» **Bagian Latihan**:
1. Menurut kutipan kasus Hartoyo sebagai manajer, sudah berapa lama Hartoyo menjabat manajer tingkat menengah di departemen produksi?
2. Lanjutkan kutipan kasus Hartoyo sebagai manajer mulai dari kalimat terakhir yang tercantum.

» **Kutipan Sumber**:
━━━━━━━━━━━━━━━━━━━━

Minggu, 26 Januari 2014

Kasus 1 : Hartoyo Sebagai Manajer

Kasus 1 : Hartoyo Sebagai Manajer
            Drs. Hartoyo telah menjadi manajer tingkat menengah dalam departemen produksi suatu perusahaan kurang lebih 6 bulan. Hartoyo bekerja pada perusahaan setelah dia pensiun dari tentara. Semangat kerja departemennya rendah sejak ia bergabung dalam perusahaan. Beberapa dari karyawan menunjukkan sikap tidak puas dan agresif.
            Pada jam istirahat makan siang, hartoyo bertanya pada drs. Abdul hakim, ak, manajer departemen keuangan, apakah dia mengetahui tentang semangat kerja yang rendah dalam departemen produksi. Abdul hakim menjawab bahwa dia telah mendengar secara informal melalui komunikasi “grapevine”, bahwa para karyawan hartoyo merasa tidak senang dengan pengambilan semua keputusan yang dibuat sendiri olehnya. Dia (hartoyo) menyatakan, “dalam tentara, saya membuat semua keputusan untuk bagian saya, dan semua bawahan mengharapkan saya untuk berbuat seperti itu.”

━━━━━━━━━━━━━━━━━━━━

» **Catatan Data**:
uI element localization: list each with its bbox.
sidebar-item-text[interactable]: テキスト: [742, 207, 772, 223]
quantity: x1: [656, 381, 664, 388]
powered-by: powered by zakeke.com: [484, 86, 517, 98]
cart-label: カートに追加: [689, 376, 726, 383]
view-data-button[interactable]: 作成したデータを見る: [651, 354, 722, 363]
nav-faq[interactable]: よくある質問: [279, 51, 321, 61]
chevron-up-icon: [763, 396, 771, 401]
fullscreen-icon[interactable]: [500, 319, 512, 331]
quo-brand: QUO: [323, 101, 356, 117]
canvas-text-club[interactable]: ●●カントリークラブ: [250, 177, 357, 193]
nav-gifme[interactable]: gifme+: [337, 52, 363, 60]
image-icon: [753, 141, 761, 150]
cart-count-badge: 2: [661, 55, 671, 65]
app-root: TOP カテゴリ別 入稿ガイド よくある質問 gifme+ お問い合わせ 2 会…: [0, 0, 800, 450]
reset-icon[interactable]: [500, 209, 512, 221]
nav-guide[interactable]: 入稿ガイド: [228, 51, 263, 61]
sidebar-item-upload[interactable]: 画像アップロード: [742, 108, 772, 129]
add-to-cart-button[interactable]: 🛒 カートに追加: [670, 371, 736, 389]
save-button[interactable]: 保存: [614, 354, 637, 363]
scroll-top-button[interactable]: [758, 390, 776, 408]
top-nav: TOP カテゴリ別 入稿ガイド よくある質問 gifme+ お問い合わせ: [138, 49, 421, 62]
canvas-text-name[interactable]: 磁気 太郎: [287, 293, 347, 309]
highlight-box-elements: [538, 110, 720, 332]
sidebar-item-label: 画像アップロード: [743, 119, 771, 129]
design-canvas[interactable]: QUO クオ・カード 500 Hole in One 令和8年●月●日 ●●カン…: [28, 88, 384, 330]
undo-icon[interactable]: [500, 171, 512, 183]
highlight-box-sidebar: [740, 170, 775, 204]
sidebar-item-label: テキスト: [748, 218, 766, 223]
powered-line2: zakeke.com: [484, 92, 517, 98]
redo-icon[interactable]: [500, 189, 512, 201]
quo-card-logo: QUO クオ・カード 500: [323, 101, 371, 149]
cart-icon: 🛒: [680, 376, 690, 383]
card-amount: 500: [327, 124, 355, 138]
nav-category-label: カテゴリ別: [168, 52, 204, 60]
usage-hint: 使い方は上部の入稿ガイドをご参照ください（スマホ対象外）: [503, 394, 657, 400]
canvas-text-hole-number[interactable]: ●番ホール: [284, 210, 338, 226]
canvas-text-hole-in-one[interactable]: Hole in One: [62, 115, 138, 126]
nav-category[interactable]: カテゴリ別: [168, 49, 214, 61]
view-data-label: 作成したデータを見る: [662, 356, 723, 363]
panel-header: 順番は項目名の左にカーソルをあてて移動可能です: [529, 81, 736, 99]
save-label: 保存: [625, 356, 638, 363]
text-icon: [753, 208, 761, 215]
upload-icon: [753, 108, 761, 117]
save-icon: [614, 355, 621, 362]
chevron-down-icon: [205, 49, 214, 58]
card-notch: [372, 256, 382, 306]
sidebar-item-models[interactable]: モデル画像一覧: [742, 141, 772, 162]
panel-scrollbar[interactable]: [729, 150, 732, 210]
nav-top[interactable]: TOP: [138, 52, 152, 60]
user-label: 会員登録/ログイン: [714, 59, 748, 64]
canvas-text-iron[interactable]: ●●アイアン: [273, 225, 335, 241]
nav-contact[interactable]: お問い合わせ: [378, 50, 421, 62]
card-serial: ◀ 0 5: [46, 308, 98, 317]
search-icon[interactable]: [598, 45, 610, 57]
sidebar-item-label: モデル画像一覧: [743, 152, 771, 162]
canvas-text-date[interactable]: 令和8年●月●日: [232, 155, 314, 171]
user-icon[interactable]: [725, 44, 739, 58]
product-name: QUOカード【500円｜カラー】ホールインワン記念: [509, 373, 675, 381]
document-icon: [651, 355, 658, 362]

━━━━━━━━━━━━━━━━━━━━

» **Kunci Jawaban**:
1. Kurang lebih 6 bulan.

2.
Pertanyaan kasus :
1.        Gaya kepemimpinan macam apa yang digunakan oleh hartoyo? Bagaimana keuntungan dan kelemahannya? Bandingkan motivasi bawahan hartoyo sekarang dan dulu sewaktu tentara.
Berdasarkan kasus di atas , saya berpendapat bahwa  Hartoyo masih terbawa kebiasaan sebelumnya yaitu iamasih terbiasa dengan rutinitasnya sebagai tentara sehingga gaya kepemimpinan yang dulu saat ia menjadi tentara terbawa hingga saat ini ia menjabat sebagai manajer. Gaya kepemimpinan seperti Hartoyo bisa kita katakan sebagai gaya kepemimpinan dengan Tipe Militerlistik. Tipe militerlistik itu merupakan tipe kepemimpinan yang tegas, dimana lebih diterapkannya disiplin yang tinggi namun terkadang tipe ini menjadikan segalanya kaku. Mengapa disebut kaku , karena terkadang tipe kepemimpinan ini dalam berkomunikasi nya juga masih menggunakan bahasa yang formal selain itu segala aktivitasnya juga masih bersifat formal dimana manajer disini menggunakan system komando atau perintah, sehingga terkesan kaku.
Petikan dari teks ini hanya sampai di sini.